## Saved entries
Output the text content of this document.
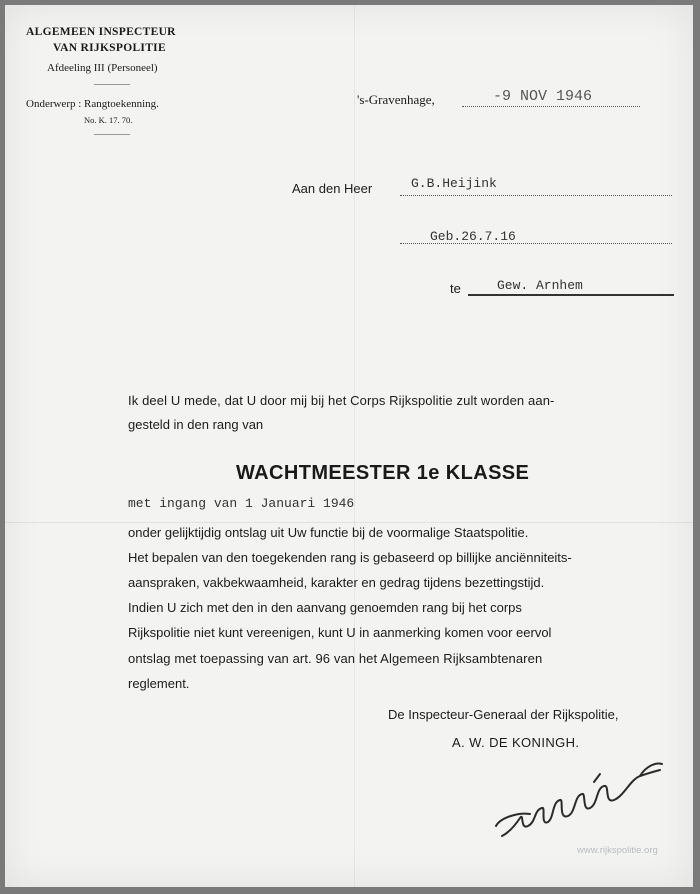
ALGEMEEN INSPECTEUR
VAN RIJKSPOLITIE
Afdeeling III (Personeel)
Onderwerp : Rangtoekenning.
No. K. 17. 70.
's-Gravenhage,	-9 NOV 1946
Aan den Heer	G.B.Heijink
Geb.26.7.16
te	Gew. Arnhem
Ik deel U mede, dat U door mij bij het Corps Rijkspolitie zult worden aan-
gesteld in den rang van
WACHTMEESTER 1e KLASSE
met ingang van 1 Januari 1946
onder gelijktijdig ontslag uit Uw functie bij de voormalige Staatspolitie.
Het bepalen van den toegekenden rang is gebaseerd op billijke anciënniteits-
aanspraken, vakbekwaamheid, karakter en gedrag tijdens bezettingstijd.
Indien U zich met den in den aanvang genoemden rang bij het corps
Rijkspolitie niet kunt vereenigen, kunt U in aanmerking komen voor eervol
ontslag met toepassing van art. 96 van het Algemeen Rijksambtenaren
reglement.
De Inspecteur-Generaal der Rijkspolitie,
A. W. DE KONINGH.
www.rijkspolitie.org
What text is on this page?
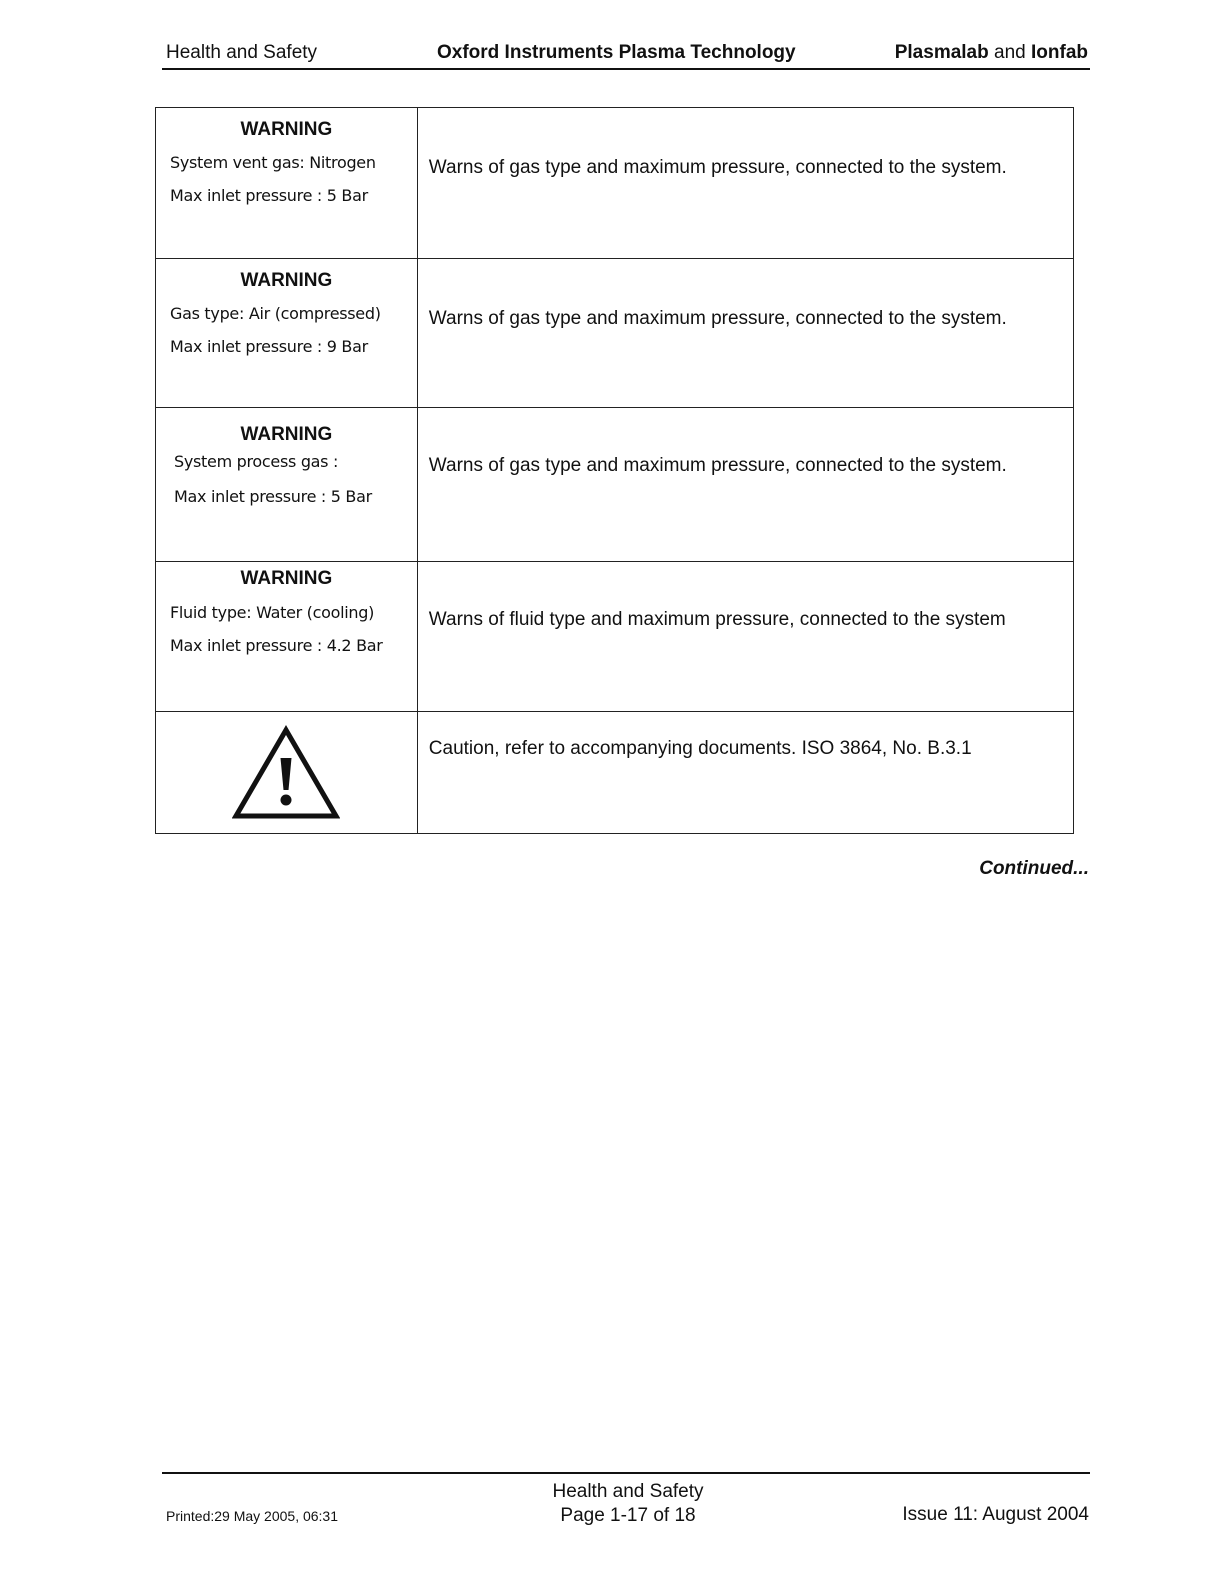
Health and Safety	Oxford Instruments Plasma Technology	Plasmalab and Ionfab
WARNING
System vent gas: Nitrogen
Max inlet pressure : 5 Bar	Warns of gas type and maximum pressure, connected to the system.

WARNING
Gas type: Air (compressed)
Max inlet pressure : 9 Bar	Warns of gas type and maximum pressure, connected to the system.

WARNING
System process gas :
Max inlet pressure : 5 Bar	Warns of gas type and maximum pressure, connected to the system.

WARNING
Fluid type: Water (cooling)
Max inlet pressure : 4.2 Bar	Warns of fluid type and maximum pressure, connected to the system

Caution, refer to accompanying documents. ISO 3864, No. B.3.1
Continued...
Printed:29 May 2005, 06:31
Health and Safety
Page 1-17 of 18	Issue 11: August 2004
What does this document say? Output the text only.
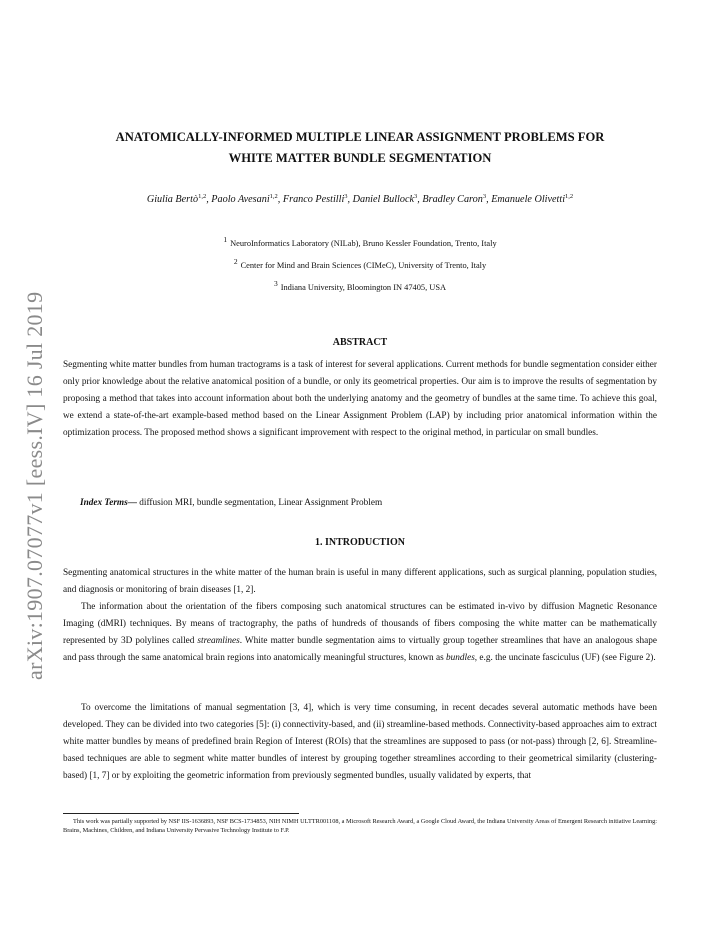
arXiv:1907.07077v1 [eess.IV] 16 Jul 2019
ANATOMICALLY-INFORMED MULTIPLE LINEAR ASSIGNMENT PROBLEMS FOR
WHITE MATTER BUNDLE SEGMENTATION
Giulia Bertò$^{1,2}$, Paolo Avesani$^{1,2}$, Franco Pestilli$^3$, Daniel Bullock$^3$, Bradley Caron$^3$, Emanuele Olivetti$^{1,2}$
$^1$ NeuroInformatics Laboratory (NILab), Bruno Kessler Foundation, Trento, Italy
$^2$ Center for Mind and Brain Sciences (CIMeC), University of Trento, Italy
$^3$ Indiana University, Bloomington IN 47405, USA
ABSTRACT

Segmenting white matter bundles from human tractograms is a task of interest for several applications. Current methods for bundle segmentation consider either only prior knowledge about the relative anatomical position of a bundle, or only its geometrical properties. Our aim is to improve the results of segmentation by proposing a method that takes into account information about both the underlying anatomy and the geometry of bundles at the same time. To achieve this goal, we extend a state-of-the-art example-based method based on the Linear Assignment Problem (LAP) by including prior anatomical information within the optimization process. The proposed method shows a significant improvement with respect to the original method, in particular on small bundles.

Index Terms— diffusion MRI, bundle segmentation, Linear Assignment Problem
1. INTRODUCTION

Segmenting anatomical structures in the white matter of the human brain is useful in many different applications, such as surgical planning, population studies, and diagnosis or monitoring of brain diseases [1, 2].

The information about the orientation of the fibers composing such anatomical structures can be estimated in-vivo by diffusion Magnetic Resonance Imaging (dMRI) techniques. By means of tractography, the paths of hundreds of thousands of fibers composing the white matter can be mathematically represented by 3D polylines called streamlines. White matter bundle segmentation aims to virtually group together streamlines that have an analogous shape and pass through the same anatomical brain regions into anatomically meaningful structures, known as bundles, e.g. the uncinate fasciculus (UF) (see Figure 2).

To overcome the limitations of manual segmentation [3, 4], which is very time consuming, in recent decades several automatic methods have been developed. They can be divided into two categories [5]: (i) connectivity-based, and (ii) streamline-based methods. Connectivity-based approaches aim to extract white matter bundles by means of predefined brain Region of Interest (ROIs) that the streamlines are supposed to pass (or not-pass) through [2, 6]. Streamline-based techniques are able to segment white matter bundles of interest by grouping together streamlines according to their geometrical similarity (clustering-based) [1, 7] or by exploiting the geometric information from previously segmented bundles, usually validated by experts, that

This work was partially supported by NSF IIS-1636893, NSF BCS-1734853, NIH NIMH ULTTR001108, a Microsoft Research Award, a Google Cloud Award, the Indiana University Areas of Emergent Research initiative Learning: Brains, Machines, Children, and Indiana University Pervasive Technology Institute to F.P.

## WORK TO COMPLETE
List all lines in the material containing the string "What".

## TASK ANSWER
What text is on this page?
What does this document say? Output the text only.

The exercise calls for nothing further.